Required work: Write down every entry below once more, exactly.

Materials provided:
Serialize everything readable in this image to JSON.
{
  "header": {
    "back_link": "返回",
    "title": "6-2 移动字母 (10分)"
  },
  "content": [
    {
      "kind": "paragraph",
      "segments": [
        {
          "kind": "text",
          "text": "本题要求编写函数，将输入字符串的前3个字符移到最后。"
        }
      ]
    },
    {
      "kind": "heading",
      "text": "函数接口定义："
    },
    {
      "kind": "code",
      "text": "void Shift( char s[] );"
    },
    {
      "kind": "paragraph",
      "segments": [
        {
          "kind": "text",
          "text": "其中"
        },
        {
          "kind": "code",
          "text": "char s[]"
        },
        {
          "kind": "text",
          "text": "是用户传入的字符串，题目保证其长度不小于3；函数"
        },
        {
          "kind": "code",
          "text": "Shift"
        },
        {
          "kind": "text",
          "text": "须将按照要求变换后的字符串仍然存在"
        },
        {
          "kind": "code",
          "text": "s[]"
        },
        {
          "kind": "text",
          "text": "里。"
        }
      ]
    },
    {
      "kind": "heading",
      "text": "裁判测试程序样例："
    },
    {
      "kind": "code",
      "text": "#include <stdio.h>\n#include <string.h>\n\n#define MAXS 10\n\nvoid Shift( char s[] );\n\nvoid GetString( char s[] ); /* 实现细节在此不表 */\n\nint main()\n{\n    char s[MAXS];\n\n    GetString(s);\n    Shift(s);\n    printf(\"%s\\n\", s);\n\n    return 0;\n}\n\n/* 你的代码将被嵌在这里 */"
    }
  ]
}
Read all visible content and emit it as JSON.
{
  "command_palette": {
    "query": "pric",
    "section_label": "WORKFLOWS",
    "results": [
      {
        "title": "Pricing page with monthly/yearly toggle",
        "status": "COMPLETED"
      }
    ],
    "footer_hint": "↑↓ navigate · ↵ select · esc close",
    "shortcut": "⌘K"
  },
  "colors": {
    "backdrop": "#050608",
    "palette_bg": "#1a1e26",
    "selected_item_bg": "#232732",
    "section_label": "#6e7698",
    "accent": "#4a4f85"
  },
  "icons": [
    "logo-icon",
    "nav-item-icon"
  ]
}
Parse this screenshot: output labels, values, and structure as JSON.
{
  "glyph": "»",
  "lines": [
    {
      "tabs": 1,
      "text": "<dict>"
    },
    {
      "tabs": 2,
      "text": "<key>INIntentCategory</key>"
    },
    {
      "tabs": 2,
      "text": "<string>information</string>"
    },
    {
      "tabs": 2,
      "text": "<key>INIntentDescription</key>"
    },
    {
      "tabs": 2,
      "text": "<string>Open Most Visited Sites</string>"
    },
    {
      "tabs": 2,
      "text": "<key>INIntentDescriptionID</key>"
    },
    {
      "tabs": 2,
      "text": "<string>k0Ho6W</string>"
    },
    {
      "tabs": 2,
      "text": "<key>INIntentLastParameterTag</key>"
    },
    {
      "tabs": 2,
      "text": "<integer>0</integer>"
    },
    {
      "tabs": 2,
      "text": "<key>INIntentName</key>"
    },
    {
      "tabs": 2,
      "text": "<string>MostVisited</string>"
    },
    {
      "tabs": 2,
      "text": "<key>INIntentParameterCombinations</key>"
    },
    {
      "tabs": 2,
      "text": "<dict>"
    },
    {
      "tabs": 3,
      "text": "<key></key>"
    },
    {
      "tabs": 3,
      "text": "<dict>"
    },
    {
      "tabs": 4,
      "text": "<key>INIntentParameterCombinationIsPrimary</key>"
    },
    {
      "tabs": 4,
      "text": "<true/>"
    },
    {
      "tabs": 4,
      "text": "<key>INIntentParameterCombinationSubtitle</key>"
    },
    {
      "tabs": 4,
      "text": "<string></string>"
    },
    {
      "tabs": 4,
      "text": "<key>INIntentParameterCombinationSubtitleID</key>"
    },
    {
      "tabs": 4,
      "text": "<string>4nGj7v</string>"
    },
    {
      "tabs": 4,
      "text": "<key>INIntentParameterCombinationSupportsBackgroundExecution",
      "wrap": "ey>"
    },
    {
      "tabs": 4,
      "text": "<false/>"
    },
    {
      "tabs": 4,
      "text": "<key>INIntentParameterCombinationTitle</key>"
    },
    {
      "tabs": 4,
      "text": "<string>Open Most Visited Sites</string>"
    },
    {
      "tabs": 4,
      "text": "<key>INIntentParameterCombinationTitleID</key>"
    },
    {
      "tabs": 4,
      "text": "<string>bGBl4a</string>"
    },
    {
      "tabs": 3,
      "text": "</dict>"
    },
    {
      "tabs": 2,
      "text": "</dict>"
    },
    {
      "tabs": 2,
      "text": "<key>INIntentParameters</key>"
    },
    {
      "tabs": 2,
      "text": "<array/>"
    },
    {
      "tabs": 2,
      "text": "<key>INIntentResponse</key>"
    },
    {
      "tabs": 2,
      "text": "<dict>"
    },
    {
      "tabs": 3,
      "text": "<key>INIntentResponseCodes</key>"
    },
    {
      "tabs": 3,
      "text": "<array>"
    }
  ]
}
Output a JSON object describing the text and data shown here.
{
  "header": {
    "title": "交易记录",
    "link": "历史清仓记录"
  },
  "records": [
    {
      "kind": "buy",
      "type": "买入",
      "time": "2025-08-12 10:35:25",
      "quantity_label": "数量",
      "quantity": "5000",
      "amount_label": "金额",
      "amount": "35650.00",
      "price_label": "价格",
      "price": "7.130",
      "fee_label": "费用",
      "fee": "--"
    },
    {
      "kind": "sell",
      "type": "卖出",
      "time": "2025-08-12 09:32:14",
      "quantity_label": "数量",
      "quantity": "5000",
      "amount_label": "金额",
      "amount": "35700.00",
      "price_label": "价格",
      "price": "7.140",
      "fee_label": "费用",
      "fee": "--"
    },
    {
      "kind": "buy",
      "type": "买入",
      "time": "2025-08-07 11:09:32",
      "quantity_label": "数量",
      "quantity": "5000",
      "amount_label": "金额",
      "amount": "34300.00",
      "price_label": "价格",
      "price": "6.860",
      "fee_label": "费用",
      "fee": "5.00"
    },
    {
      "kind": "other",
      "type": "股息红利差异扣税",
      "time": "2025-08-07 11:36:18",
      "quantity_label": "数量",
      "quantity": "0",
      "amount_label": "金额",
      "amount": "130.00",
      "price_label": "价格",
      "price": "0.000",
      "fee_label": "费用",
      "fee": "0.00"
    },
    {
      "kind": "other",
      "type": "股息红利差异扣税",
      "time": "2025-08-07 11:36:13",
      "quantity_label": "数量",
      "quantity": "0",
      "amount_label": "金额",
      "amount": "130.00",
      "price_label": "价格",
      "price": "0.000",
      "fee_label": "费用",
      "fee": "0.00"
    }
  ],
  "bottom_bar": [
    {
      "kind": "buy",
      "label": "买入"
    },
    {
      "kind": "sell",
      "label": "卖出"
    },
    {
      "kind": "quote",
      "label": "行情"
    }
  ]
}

Solution below:
Serialize everything readable in this image to JSON.
{
  "header": {
    "back_link": "返回",
    "title": "6-2 移动字母 (10分)"
  },
  "content": [
    {
      "kind": "paragraph",
      "segments": [
        {
          "kind": "text",
          "text": "本题要求编写函数，将输入字符串的前3个字符移到最后。"
        }
      ]
    },
    {
      "kind": "heading",
      "text": "函数接口定义："
    },
    {
      "kind": "code",
      "text": "void Shift( char s[] );"
    },
    {
      "kind": "paragraph",
      "segments": [
        {
          "kind": "text",
          "text": "其中"
        },
        {
          "kind": "code",
          "text": "char s[]"
        },
        {
          "kind": "text",
          "text": "是用户传入的字符串，题目保证其长度不小于3；函数"
        },
        {
          "kind": "code",
          "text": "Shift"
        },
        {
          "kind": "text",
          "text": "须将按照要求变换后的字符串仍然存在"
        },
        {
          "kind": "code",
          "text": "s[]"
        },
        {
          "kind": "text",
          "text": "里。"
        }
      ]
    },
    {
      "kind": "heading",
      "text": "裁判测试程序样例："
    },
    {
      "kind": "code",
      "text": "#include <stdio.h>\n#include <string.h>\n\n#define MAXS 10\n\nvoid Shift( char s[] );\n\nvoid GetString( char s[] ); /* 实现细节在此不表 */\n\nint main()\n{\n    char s[MAXS];\n\n    GetString(s);\n    Shift(s);\n    printf(\"%s\\n\", s);\n\n    return 0;\n}\n\n/* 你的代码将被嵌在这里 */"
    }
  ]
}
Read all visible content and emit it as JSON.
{
  "command_palette": {
    "query": "pric",
    "section_label": "WORKFLOWS",
    "results": [
      {
        "title": "Pricing page with monthly/yearly toggle",
        "status": "COMPLETED"
      }
    ],
    "footer_hint": "↑↓ navigate · ↵ select · esc close",
    "shortcut": "⌘K"
  },
  "colors": {
    "backdrop": "#050608",
    "palette_bg": "#1a1e26",
    "selected_item_bg": "#232732",
    "section_label": "#6e7698",
    "accent": "#4a4f85"
  },
  "icons": [
    "logo-icon",
    "nav-item-icon"
  ]
}
Parse this screenshot: output labels, values, and structure as JSON.
{
  "glyph": "»",
  "lines": [
    {
      "tabs": 1,
      "text": "<dict>"
    },
    {
      "tabs": 2,
      "text": "<key>INIntentCategory</key>"
    },
    {
      "tabs": 2,
      "text": "<string>information</string>"
    },
    {
      "tabs": 2,
      "text": "<key>INIntentDescription</key>"
    },
    {
      "tabs": 2,
      "text": "<string>Open Most Visited Sites</string>"
    },
    {
      "tabs": 2,
      "text": "<key>INIntentDescriptionID</key>"
    },
    {
      "tabs": 2,
      "text": "<string>k0Ho6W</string>"
    },
    {
      "tabs": 2,
      "text": "<key>INIntentLastParameterTag</key>"
    },
    {
      "tabs": 2,
      "text": "<integer>0</integer>"
    },
    {
      "tabs": 2,
      "text": "<key>INIntentName</key>"
    },
    {
      "tabs": 2,
      "text": "<string>MostVisited</string>"
    },
    {
      "tabs": 2,
      "text": "<key>INIntentParameterCombinations</key>"
    },
    {
      "tabs": 2,
      "text": "<dict>"
    },
    {
      "tabs": 3,
      "text": "<key></key>"
    },
    {
      "tabs": 3,
      "text": "<dict>"
    },
    {
      "tabs": 4,
      "text": "<key>INIntentParameterCombinationIsPrimary</key>"
    },
    {
      "tabs": 4,
      "text": "<true/>"
    },
    {
      "tabs": 4,
      "text": "<key>INIntentParameterCombinationSubtitle</key>"
    },
    {
      "tabs": 4,
      "text": "<string></string>"
    },
    {
      "tabs": 4,
      "text": "<key>INIntentParameterCombinationSubtitleID</key>"
    },
    {
      "tabs": 4,
      "text": "<string>4nGj7v</string>"
    },
    {
      "tabs": 4,
      "text": "<key>INIntentParameterCombinationSupportsBackgroundExecution",
      "wrap": "ey>"
    },
    {
      "tabs": 4,
      "text": "<false/>"
    },
    {
      "tabs": 4,
      "text": "<key>INIntentParameterCombinationTitle</key>"
    },
    {
      "tabs": 4,
      "text": "<string>Open Most Visited Sites</string>"
    },
    {
      "tabs": 4,
      "text": "<key>INIntentParameterCombinationTitleID</key>"
    },
    {
      "tabs": 4,
      "text": "<string>bGBl4a</string>"
    },
    {
      "tabs": 3,
      "text": "</dict>"
    },
    {
      "tabs": 2,
      "text": "</dict>"
    },
    {
      "tabs": 2,
      "text": "<key>INIntentParameters</key>"
    },
    {
      "tabs": 2,
      "text": "<array/>"
    },
    {
      "tabs": 2,
      "text": "<key>INIntentResponse</key>"
    },
    {
      "tabs": 2,
      "text": "<dict>"
    },
    {
      "tabs": 3,
      "text": "<key>INIntentResponseCodes</key>"
    },
    {
      "tabs": 3,
      "text": "<array>"
    }
  ]
}
Output a JSON object describing the text and data shown here.
{
  "header": {
    "title": "交易记录",
    "link": "历史清仓记录"
  },
  "records": [
    {
      "kind": "buy",
      "type": "买入",
      "time": "2025-08-12 10:35:25",
      "quantity_label": "数量",
      "quantity": "5000",
      "amount_label": "金额",
      "amount": "35650.00",
      "price_label": "价格",
      "price": "7.130",
      "fee_label": "费用",
      "fee": "--"
    },
    {
      "kind": "sell",
      "type": "卖出",
      "time": "2025-08-12 09:32:14",
      "quantity_label": "数量",
      "quantity": "5000",
      "amount_label": "金额",
      "amount": "35700.00",
      "price_label": "价格",
      "price": "7.140",
      "fee_label": "费用",
      "fee": "--"
    },
    {
      "kind": "buy",
      "type": "买入",
      "time": "2025-08-07 11:09:32",
      "quantity_label": "数量",
      "quantity": "5000",
      "amount_label": "金额",
      "amount": "34300.00",
      "price_label": "价格",
      "price": "6.860",
      "fee_label": "费用",
      "fee": "5.00"
    },
    {
      "kind": "other",
      "type": "股息红利差异扣税",
      "time": "2025-08-07 11:36:18",
      "quantity_label": "数量",
      "quantity": "0",
      "amount_label": "金额",
      "amount": "130.00",
      "price_label": "价格",
      "price": "0.000",
      "fee_label": "费用",
      "fee": "0.00"
    },
    {
      "kind": "other",
      "type": "股息红利差异扣税",
      "time": "2025-08-07 11:36:13",
      "quantity_label": "数量",
      "quantity": "0",
      "amount_label": "金额",
      "amount": "130.00",
      "price_label": "价格",
      "price": "0.000",
      "fee_label": "费用",
      "fee": "0.00"
    }
  ],
  "bottom_bar": [
    {
      "kind": "buy",
      "label": "买入"
    },
    {
      "kind": "sell",
      "label": "卖出"
    },
    {
      "kind": "quote",
      "label": "行情"
    }
  ]
}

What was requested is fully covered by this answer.